*** SUPPLIED INFORMATION

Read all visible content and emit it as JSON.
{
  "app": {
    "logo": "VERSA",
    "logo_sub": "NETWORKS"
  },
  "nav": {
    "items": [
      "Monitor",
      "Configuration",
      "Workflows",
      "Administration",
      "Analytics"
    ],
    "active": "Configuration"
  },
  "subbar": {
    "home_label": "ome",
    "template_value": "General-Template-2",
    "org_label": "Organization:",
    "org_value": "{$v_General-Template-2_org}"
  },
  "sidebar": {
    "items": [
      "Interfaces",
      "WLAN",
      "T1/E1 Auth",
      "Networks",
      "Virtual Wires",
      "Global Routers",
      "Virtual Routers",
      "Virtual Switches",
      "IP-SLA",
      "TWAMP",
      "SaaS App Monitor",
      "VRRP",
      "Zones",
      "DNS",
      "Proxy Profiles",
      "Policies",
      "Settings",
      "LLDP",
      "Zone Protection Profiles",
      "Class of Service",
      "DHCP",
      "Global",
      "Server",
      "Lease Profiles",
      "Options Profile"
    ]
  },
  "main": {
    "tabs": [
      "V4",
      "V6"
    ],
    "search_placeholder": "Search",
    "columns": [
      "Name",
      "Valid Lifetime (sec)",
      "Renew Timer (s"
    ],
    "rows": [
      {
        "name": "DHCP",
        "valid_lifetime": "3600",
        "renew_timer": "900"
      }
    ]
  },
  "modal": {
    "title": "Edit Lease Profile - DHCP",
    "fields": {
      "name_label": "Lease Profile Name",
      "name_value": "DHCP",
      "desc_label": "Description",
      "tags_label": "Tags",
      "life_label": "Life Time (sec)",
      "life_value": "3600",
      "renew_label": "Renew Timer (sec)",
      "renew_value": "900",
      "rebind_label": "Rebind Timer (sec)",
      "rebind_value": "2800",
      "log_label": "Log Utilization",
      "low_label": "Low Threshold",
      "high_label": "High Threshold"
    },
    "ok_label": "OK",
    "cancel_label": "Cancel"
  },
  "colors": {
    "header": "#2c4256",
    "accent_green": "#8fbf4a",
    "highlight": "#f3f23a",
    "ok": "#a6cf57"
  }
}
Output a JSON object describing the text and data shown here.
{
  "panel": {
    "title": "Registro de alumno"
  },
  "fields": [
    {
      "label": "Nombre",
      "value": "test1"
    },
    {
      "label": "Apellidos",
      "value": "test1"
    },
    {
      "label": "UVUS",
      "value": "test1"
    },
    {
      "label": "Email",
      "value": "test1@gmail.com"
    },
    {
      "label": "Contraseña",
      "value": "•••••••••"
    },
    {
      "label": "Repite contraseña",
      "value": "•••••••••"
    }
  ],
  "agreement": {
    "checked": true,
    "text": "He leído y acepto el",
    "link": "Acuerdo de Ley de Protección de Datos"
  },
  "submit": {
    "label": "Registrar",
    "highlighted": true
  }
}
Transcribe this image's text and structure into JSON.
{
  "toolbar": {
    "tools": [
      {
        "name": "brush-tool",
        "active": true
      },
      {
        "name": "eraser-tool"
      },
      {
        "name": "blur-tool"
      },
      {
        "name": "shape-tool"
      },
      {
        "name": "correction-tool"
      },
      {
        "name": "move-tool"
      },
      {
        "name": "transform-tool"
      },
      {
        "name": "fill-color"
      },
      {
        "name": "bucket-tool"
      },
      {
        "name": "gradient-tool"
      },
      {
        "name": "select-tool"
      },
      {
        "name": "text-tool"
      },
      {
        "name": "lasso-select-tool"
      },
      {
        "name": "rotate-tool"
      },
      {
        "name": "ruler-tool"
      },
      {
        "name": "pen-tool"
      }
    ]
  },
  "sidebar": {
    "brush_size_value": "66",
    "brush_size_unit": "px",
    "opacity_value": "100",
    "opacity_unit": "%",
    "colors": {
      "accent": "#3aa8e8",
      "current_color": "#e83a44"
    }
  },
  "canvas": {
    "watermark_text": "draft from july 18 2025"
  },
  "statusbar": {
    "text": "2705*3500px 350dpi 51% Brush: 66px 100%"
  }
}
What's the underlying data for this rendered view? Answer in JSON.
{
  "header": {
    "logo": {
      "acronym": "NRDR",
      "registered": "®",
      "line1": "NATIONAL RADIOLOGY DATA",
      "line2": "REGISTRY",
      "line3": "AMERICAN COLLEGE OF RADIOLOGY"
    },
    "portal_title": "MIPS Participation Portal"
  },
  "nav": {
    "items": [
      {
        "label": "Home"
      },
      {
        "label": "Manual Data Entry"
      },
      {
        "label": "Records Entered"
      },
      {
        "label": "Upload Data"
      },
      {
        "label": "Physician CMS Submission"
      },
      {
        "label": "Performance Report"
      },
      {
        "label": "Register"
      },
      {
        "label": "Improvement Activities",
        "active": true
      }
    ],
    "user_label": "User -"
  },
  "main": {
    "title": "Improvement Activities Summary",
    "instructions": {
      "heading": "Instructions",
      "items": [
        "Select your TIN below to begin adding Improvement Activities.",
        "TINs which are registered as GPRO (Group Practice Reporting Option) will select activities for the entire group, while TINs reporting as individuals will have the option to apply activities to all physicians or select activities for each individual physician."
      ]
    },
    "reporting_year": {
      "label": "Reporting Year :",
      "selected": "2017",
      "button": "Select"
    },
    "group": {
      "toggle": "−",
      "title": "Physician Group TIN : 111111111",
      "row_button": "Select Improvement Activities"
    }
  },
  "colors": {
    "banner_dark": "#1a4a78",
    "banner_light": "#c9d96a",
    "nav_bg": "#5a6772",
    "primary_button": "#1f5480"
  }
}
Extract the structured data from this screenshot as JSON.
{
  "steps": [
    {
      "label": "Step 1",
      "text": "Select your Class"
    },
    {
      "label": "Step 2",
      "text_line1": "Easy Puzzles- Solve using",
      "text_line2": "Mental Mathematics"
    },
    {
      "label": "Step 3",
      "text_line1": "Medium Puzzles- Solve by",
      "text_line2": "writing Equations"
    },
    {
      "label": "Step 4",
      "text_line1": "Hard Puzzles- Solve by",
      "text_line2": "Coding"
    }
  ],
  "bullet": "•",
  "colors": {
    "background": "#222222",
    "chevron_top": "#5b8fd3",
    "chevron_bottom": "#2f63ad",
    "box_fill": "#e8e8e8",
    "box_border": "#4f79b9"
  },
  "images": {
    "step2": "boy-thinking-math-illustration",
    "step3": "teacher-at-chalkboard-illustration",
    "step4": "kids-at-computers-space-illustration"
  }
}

******

▶ SHORT PROBLEM: Find how many of the lines above have the word "DHCP" in them. State only that number.

▶ TASK ANSWER: 4